==== Exercise input ====
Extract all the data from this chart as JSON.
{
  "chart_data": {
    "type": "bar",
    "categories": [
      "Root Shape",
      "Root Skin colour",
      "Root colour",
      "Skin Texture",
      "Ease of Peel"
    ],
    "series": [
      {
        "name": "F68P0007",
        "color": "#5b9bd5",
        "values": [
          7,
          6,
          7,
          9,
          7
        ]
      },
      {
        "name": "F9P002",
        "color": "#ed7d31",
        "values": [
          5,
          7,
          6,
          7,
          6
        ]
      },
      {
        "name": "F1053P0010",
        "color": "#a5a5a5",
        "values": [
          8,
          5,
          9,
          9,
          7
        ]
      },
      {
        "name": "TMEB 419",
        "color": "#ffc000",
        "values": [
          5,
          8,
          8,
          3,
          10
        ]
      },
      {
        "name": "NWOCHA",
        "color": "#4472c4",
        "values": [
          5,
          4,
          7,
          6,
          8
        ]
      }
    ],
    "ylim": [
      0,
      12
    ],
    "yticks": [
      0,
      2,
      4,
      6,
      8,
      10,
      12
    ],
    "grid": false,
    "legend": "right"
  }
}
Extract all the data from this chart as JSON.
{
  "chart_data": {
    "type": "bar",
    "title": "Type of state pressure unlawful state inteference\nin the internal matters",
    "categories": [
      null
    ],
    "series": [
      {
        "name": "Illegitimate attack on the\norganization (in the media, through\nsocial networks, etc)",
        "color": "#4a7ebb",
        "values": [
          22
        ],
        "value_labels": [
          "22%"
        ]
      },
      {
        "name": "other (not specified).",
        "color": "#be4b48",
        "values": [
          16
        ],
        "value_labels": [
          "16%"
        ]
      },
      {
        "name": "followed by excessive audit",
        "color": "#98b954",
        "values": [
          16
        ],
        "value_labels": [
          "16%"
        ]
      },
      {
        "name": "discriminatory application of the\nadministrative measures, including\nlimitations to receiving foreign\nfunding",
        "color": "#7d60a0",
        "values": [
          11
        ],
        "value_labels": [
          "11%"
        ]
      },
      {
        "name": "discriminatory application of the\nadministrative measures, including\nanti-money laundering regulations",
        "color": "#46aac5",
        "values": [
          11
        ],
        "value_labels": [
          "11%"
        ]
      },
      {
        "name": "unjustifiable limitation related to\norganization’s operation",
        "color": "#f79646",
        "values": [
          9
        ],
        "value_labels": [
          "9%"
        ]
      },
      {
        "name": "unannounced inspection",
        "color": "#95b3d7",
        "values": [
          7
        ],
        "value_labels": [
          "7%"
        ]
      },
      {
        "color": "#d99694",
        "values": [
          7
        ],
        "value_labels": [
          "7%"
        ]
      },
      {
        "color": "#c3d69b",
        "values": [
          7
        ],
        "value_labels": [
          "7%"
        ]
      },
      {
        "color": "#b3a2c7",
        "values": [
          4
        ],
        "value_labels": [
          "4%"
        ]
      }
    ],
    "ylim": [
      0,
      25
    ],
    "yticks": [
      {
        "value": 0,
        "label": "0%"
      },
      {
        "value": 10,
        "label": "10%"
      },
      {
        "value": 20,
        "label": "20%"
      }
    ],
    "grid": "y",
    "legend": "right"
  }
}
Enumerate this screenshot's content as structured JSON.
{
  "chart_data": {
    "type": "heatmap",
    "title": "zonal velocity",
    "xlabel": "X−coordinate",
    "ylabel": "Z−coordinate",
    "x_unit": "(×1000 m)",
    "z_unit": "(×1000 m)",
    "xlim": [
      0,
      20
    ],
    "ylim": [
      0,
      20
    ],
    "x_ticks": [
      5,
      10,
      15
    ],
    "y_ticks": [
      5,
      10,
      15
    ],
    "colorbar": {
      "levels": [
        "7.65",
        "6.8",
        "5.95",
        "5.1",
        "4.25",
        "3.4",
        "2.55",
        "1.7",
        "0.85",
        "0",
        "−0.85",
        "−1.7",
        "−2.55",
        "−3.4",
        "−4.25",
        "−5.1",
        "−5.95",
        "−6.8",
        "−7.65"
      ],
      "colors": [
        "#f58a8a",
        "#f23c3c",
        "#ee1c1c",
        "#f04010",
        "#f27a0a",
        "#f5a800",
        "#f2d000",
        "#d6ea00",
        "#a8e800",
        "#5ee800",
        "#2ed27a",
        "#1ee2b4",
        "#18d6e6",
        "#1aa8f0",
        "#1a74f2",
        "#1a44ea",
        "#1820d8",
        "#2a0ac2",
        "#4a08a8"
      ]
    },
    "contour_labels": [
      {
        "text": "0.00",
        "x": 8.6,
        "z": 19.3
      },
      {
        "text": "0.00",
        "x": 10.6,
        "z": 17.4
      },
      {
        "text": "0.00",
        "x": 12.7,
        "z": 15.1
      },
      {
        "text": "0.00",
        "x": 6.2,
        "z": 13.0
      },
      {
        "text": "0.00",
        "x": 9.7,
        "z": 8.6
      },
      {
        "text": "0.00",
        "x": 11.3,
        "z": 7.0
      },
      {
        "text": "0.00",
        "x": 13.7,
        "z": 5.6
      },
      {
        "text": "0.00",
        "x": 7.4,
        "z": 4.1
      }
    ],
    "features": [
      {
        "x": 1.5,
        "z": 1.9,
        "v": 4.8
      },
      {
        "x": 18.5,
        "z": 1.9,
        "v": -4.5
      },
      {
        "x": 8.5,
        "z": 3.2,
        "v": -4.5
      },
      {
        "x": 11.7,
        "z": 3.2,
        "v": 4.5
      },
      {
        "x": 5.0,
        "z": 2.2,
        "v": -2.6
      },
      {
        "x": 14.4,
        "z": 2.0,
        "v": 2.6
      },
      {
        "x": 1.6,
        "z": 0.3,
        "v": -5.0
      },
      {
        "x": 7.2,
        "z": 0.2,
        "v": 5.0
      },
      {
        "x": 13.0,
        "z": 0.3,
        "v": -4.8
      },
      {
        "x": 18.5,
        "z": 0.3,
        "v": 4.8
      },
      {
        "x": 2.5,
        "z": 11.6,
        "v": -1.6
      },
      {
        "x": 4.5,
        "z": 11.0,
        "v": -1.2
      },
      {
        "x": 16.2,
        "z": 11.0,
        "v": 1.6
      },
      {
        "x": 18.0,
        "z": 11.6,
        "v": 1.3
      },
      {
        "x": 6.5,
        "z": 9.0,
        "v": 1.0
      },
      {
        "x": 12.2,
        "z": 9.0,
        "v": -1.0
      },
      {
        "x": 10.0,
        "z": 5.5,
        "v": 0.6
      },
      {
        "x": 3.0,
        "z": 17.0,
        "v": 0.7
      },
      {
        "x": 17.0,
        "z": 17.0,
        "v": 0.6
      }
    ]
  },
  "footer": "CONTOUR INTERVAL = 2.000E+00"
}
====
> _Stated task_
Copy out every line of the data above, exactly as given.

> _Solution to this exercise_
Extract all the data from this chart as JSON.
{
  "chart_data": {
    "type": "bar",
    "categories": [
      "Root Shape",
      "Root Skin colour",
      "Root colour",
      "Skin Texture",
      "Ease of Peel"
    ],
    "series": [
      {
        "name": "F68P0007",
        "color": "#5b9bd5",
        "values": [
          7,
          6,
          7,
          9,
          7
        ]
      },
      {
        "name": "F9P002",
        "color": "#ed7d31",
        "values": [
          5,
          7,
          6,
          7,
          6
        ]
      },
      {
        "name": "F1053P0010",
        "color": "#a5a5a5",
        "values": [
          8,
          5,
          9,
          9,
          7
        ]
      },
      {
        "name": "TMEB 419",
        "color": "#ffc000",
        "values": [
          5,
          8,
          8,
          3,
          10
        ]
      },
      {
        "name": "NWOCHA",
        "color": "#4472c4",
        "values": [
          5,
          4,
          7,
          6,
          8
        ]
      }
    ],
    "ylim": [
      0,
      12
    ],
    "yticks": [
      0,
      2,
      4,
      6,
      8,
      10,
      12
    ],
    "grid": false,
    "legend": "right"
  }
}
Extract all the data from this chart as JSON.
{
  "chart_data": {
    "type": "bar",
    "title": "Type of state pressure unlawful state inteference\nin the internal matters",
    "categories": [
      null
    ],
    "series": [
      {
        "name": "Illegitimate attack on the\norganization (in the media, through\nsocial networks, etc)",
        "color": "#4a7ebb",
        "values": [
          22
        ],
        "value_labels": [
          "22%"
        ]
      },
      {
        "name": "other (not specified).",
        "color": "#be4b48",
        "values": [
          16
        ],
        "value_labels": [
          "16%"
        ]
      },
      {
        "name": "followed by excessive audit",
        "color": "#98b954",
        "values": [
          16
        ],
        "value_labels": [
          "16%"
        ]
      },
      {
        "name": "discriminatory application of the\nadministrative measures, including\nlimitations to receiving foreign\nfunding",
        "color": "#7d60a0",
        "values": [
          11
        ],
        "value_labels": [
          "11%"
        ]
      },
      {
        "name": "discriminatory application of the\nadministrative measures, including\nanti-money laundering regulations",
        "color": "#46aac5",
        "values": [
          11
        ],
        "value_labels": [
          "11%"
        ]
      },
      {
        "name": "unjustifiable limitation related to\norganization’s operation",
        "color": "#f79646",
        "values": [
          9
        ],
        "value_labels": [
          "9%"
        ]
      },
      {
        "name": "unannounced inspection",
        "color": "#95b3d7",
        "values": [
          7
        ],
        "value_labels": [
          "7%"
        ]
      },
      {
        "color": "#d99694",
        "values": [
          7
        ],
        "value_labels": [
          "7%"
        ]
      },
      {
        "color": "#c3d69b",
        "values": [
          7
        ],
        "value_labels": [
          "7%"
        ]
      },
      {
        "color": "#b3a2c7",
        "values": [
          4
        ],
        "value_labels": [
          "4%"
        ]
      }
    ],
    "ylim": [
      0,
      25
    ],
    "yticks": [
      {
        "value": 0,
        "label": "0%"
      },
      {
        "value": 10,
        "label": "10%"
      },
      {
        "value": 20,
        "label": "20%"
      }
    ],
    "grid": "y",
    "legend": "right"
  }
}
Enumerate this screenshot's content as structured JSON.
{
  "chart_data": {
    "type": "heatmap",
    "title": "zonal velocity",
    "xlabel": "X−coordinate",
    "ylabel": "Z−coordinate",
    "x_unit": "(×1000 m)",
    "z_unit": "(×1000 m)",
    "xlim": [
      0,
      20
    ],
    "ylim": [
      0,
      20
    ],
    "x_ticks": [
      5,
      10,
      15
    ],
    "y_ticks": [
      5,
      10,
      15
    ],
    "colorbar": {
      "levels": [
        "7.65",
        "6.8",
        "5.95",
        "5.1",
        "4.25",
        "3.4",
        "2.55",
        "1.7",
        "0.85",
        "0",
        "−0.85",
        "−1.7",
        "−2.55",
        "−3.4",
        "−4.25",
        "−5.1",
        "−5.95",
        "−6.8",
        "−7.65"
      ],
      "colors": [
        "#f58a8a",
        "#f23c3c",
        "#ee1c1c",
        "#f04010",
        "#f27a0a",
        "#f5a800",
        "#f2d000",
        "#d6ea00",
        "#a8e800",
        "#5ee800",
        "#2ed27a",
        "#1ee2b4",
        "#18d6e6",
        "#1aa8f0",
        "#1a74f2",
        "#1a44ea",
        "#1820d8",
        "#2a0ac2",
        "#4a08a8"
      ]
    },
    "contour_labels": [
      {
        "text": "0.00",
        "x": 8.6,
        "z": 19.3
      },
      {
        "text": "0.00",
        "x": 10.6,
        "z": 17.4
      },
      {
        "text": "0.00",
        "x": 12.7,
        "z": 15.1
      },
      {
        "text": "0.00",
        "x": 6.2,
        "z": 13.0
      },
      {
        "text": "0.00",
        "x": 9.7,
        "z": 8.6
      },
      {
        "text": "0.00",
        "x": 11.3,
        "z": 7.0
      },
      {
        "text": "0.00",
        "x": 13.7,
        "z": 5.6
      },
      {
        "text": "0.00",
        "x": 7.4,
        "z": 4.1
      }
    ],
    "features": [
      {
        "x": 1.5,
        "z": 1.9,
        "v": 4.8
      },
      {
        "x": 18.5,
        "z": 1.9,
        "v": -4.5
      },
      {
        "x": 8.5,
        "z": 3.2,
        "v": -4.5
      },
      {
        "x": 11.7,
        "z": 3.2,
        "v": 4.5
      },
      {
        "x": 5.0,
        "z": 2.2,
        "v": -2.6
      },
      {
        "x": 14.4,
        "z": 2.0,
        "v": 2.6
      },
      {
        "x": 1.6,
        "z": 0.3,
        "v": -5.0
      },
      {
        "x": 7.2,
        "z": 0.2,
        "v": 5.0
      },
      {
        "x": 13.0,
        "z": 0.3,
        "v": -4.8
      },
      {
        "x": 18.5,
        "z": 0.3,
        "v": 4.8
      },
      {
        "x": 2.5,
        "z": 11.6,
        "v": -1.6
      },
      {
        "x": 4.5,
        "z": 11.0,
        "v": -1.2
      },
      {
        "x": 16.2,
        "z": 11.0,
        "v": 1.6
      },
      {
        "x": 18.0,
        "z": 11.6,
        "v": 1.3
      },
      {
        "x": 6.5,
        "z": 9.0,
        "v": 1.0
      },
      {
        "x": 12.2,
        "z": 9.0,
        "v": -1.0
      },
      {
        "x": 10.0,
        "z": 5.5,
        "v": 0.6
      },
      {
        "x": 3.0,
        "z": 17.0,
        "v": 0.7
      },
      {
        "x": 17.0,
        "z": 17.0,
        "v": 0.6
      }
    ]
  },
  "footer": "CONTOUR INTERVAL = 2.000E+00"
}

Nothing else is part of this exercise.